- **INSTRUCTIONS FOR THE TASK**:
Each record must be retyped in full. No character may differ.

**** PROVIDED RECORDS ****

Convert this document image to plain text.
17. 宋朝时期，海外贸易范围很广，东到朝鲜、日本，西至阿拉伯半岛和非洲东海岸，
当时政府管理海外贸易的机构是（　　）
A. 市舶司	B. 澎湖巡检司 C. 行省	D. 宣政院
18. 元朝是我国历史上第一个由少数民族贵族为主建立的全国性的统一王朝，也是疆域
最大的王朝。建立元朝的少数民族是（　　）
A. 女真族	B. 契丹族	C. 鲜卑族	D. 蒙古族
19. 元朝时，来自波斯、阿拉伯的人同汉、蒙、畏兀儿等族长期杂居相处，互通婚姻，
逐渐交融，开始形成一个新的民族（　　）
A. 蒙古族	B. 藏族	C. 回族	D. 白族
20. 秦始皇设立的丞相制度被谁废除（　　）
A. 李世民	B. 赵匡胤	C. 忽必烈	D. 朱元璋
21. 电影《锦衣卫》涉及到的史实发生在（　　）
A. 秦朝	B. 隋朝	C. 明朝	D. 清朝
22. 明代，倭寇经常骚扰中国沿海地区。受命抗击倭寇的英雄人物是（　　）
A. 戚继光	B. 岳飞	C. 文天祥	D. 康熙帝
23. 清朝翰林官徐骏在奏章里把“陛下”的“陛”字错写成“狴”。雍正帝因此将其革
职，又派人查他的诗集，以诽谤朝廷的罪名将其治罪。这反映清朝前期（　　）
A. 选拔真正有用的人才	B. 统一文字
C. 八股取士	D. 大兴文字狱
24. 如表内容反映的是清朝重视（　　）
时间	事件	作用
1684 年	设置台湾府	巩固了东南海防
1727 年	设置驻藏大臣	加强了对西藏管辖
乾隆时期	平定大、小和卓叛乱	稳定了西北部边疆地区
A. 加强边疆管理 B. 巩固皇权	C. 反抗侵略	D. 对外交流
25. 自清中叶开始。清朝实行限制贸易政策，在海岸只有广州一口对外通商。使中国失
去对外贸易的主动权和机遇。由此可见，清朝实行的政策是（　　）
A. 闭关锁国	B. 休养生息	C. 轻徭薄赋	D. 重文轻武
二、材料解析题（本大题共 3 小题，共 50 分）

****

- **ANSWER IN FULL**:
Convert this document image to plain text.
17. 宋朝时期，海外贸易范围很广，东到朝鲜、日本，西至阿拉伯半岛和非洲东海岸，
当时政府管理海外贸易的机构是（　　）
A. 市舶司	B. 澎湖巡检司 C. 行省	D. 宣政院
18. 元朝是我国历史上第一个由少数民族贵族为主建立的全国性的统一王朝，也是疆域
最大的王朝。建立元朝的少数民族是（　　）
A. 女真族	B. 契丹族	C. 鲜卑族	D. 蒙古族
19. 元朝时，来自波斯、阿拉伯的人同汉、蒙、畏兀儿等族长期杂居相处，互通婚姻，
逐渐交融，开始形成一个新的民族（　　）
A. 蒙古族	B. 藏族	C. 回族	D. 白族
20. 秦始皇设立的丞相制度被谁废除（　　）
A. 李世民	B. 赵匡胤	C. 忽必烈	D. 朱元璋
21. 电影《锦衣卫》涉及到的史实发生在（　　）
A. 秦朝	B. 隋朝	C. 明朝	D. 清朝
22. 明代，倭寇经常骚扰中国沿海地区。受命抗击倭寇的英雄人物是（　　）
A. 戚继光	B. 岳飞	C. 文天祥	D. 康熙帝
23. 清朝翰林官徐骏在奏章里把“陛下”的“陛”字错写成“狴”。雍正帝因此将其革
职，又派人查他的诗集，以诽谤朝廷的罪名将其治罪。这反映清朝前期（　　）
A. 选拔真正有用的人才	B. 统一文字
C. 八股取士	D. 大兴文字狱
24. 如表内容反映的是清朝重视（　　）
时间	事件	作用
1684 年	设置台湾府	巩固了东南海防
1727 年	设置驻藏大臣	加强了对西藏管辖
乾隆时期	平定大、小和卓叛乱	稳定了西北部边疆地区
A. 加强边疆管理 B. 巩固皇权	C. 反抗侵略	D. 对外交流
25. 自清中叶开始。清朝实行限制贸易政策，在海岸只有广州一口对外通商。使中国失
去对外贸易的主动权和机遇。由此可见，清朝实行的政策是（　　）
A. 闭关锁国	B. 休养生息	C. 轻徭薄赋	D. 重文轻武
二、材料解析题（本大题共 3 小题，共 50 分）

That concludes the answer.